[Start of SUPPLIED MATERIAL]

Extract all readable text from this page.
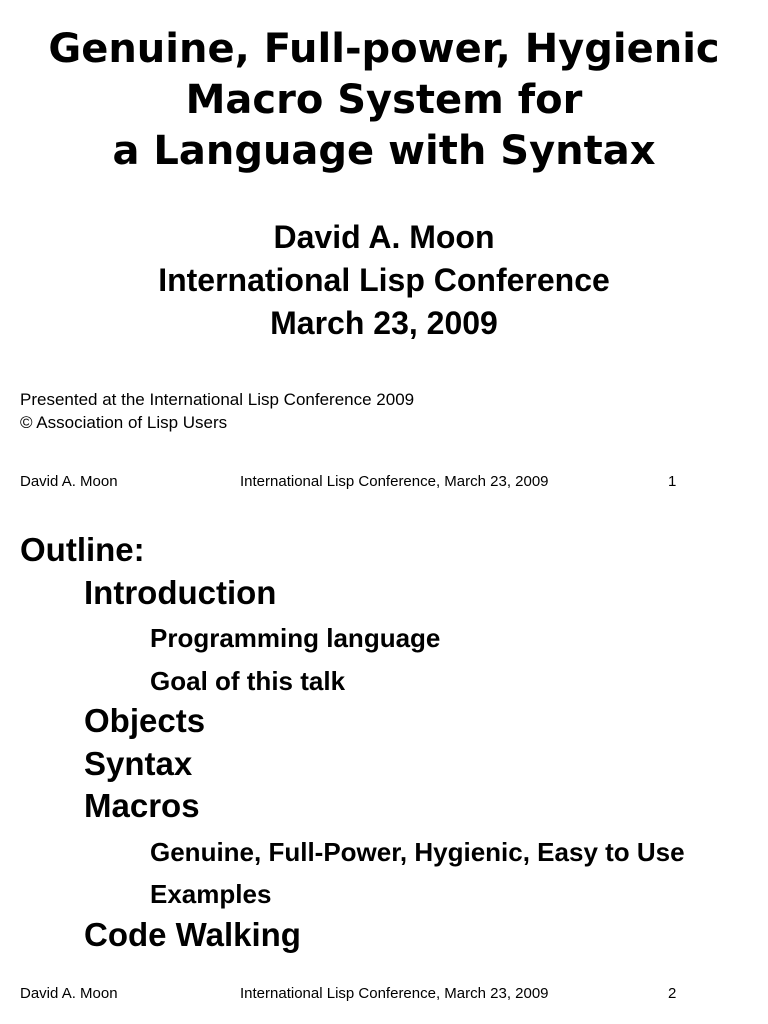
Genuine, Full-power, Hygienic
Macro System for
a Language with Syntax
David A. Moon
International Lisp Conference
March 23, 2009
Presented at the International Lisp Conference 2009
© Association of Lisp Users
David A. Moon	International Lisp Conference, March 23, 2009	1
Outline:
Introduction
Programming language
Goal of this talk
Objects
Syntax
Macros
Genuine, Full-Power, Hygienic, Easy to Use
Examples
Code Walking
David A. Moon	International Lisp Conference, March 23, 2009	2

[End of SUPPLIED MATERIAL]

:: SHORT TASK ::
Quote the material word for word, dropping any images it holds.

:: TASK ANSWER ::
Extract all readable text from this page.
Genuine, Full-power, Hygienic
Macro System for
a Language with Syntax
David A. Moon
International Lisp Conference
March 23, 2009
Presented at the International Lisp Conference 2009
© Association of Lisp Users
David A. Moon	International Lisp Conference, March 23, 2009	1
Outline:
Introduction
Programming language
Goal of this talk
Objects
Syntax
Macros
Genuine, Full-Power, Hygienic, Easy to Use
Examples
Code Walking
David A. Moon	International Lisp Conference, March 23, 2009	2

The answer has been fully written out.